### Page text
-- BEGIN --

Paula Modersohn-Becker: Modern Painting’s Missing Piece

Learning about a cult artist—those underappreciated geniuses whose influence on a given art form are not yet widely recognized—is one of life’s great pleasures. I count among such moments the day, in 1984, when my then-girlfriend (now wife) showed me an obscure, out-of-print monograph she had bought, in the late seventies, in Edmonton, Alberta, of the German modernist painter Paula Modersohn-Becker (1876-1907). With her bold experiments in subject matter, color, modelling, and brushwork, Modersohn-Becker was among the painters, along with Picasso and Matisse, who created modernism in the first years of the twentieth century.

-- END --

### Given information
-- BEGIN --

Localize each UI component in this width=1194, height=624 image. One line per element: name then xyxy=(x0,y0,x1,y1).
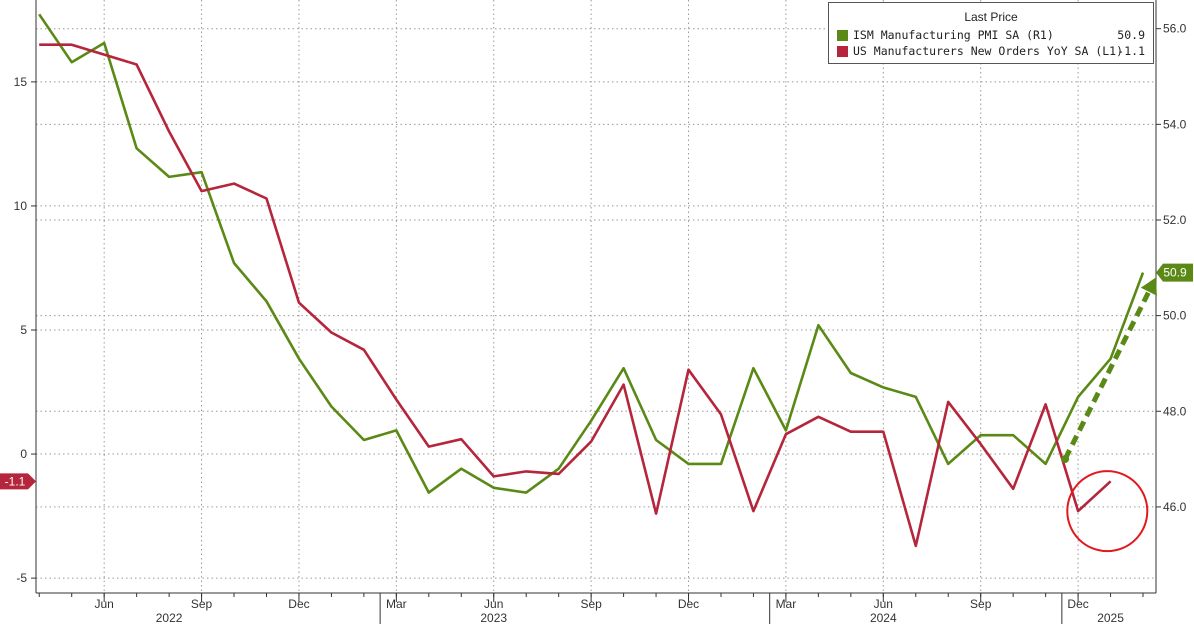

-- END --

Resume the Paula Modersohn-Becker piece where it stops, starting right after its last sentence.

### Response to this task
That an artist of such gifts was a virtual unknown in North America seemed the more amazing given the dramatic details of her short, tragic life. As a marketing-minded gallery owner of today might put it, she had quite a story: famous friends (among them the poet Rainer Maria Rilke); a turbulent personal life (her marriage to an older, respected artist, Otto Modersohn, went unconsummated for years, and she had an eyebrow-raising affair that ended badly); struggles against poverty (like Van Gogh, she could never make any money selling her work); and, finally, an early death, at thirty-one, weeks after giving birth to her first and only child.

Efforts at winning for Modersohn-Becker a posthumous American fame cannot be said to have failed, since such efforts were never undertaken. That is, until the publication, this year, of the book “Paula Modersohn-Becker: The First Modern Woman Artist,” by the art historian Diane Radycki. In her introduction, Radycki calls her book a “slightly unconventional monograph of a highly unconventional artist.” The book blends art-historical scholarship and visual analysis with dramatic biographical sketches drawn from the painter’s contemporaneous letters and journals—a “riveting sequence of first-person accounts,” as Radycki puts it, that “reveals the personal cost when one woman genius wants it all—a big career and motherhood—in an era before women had the vote.”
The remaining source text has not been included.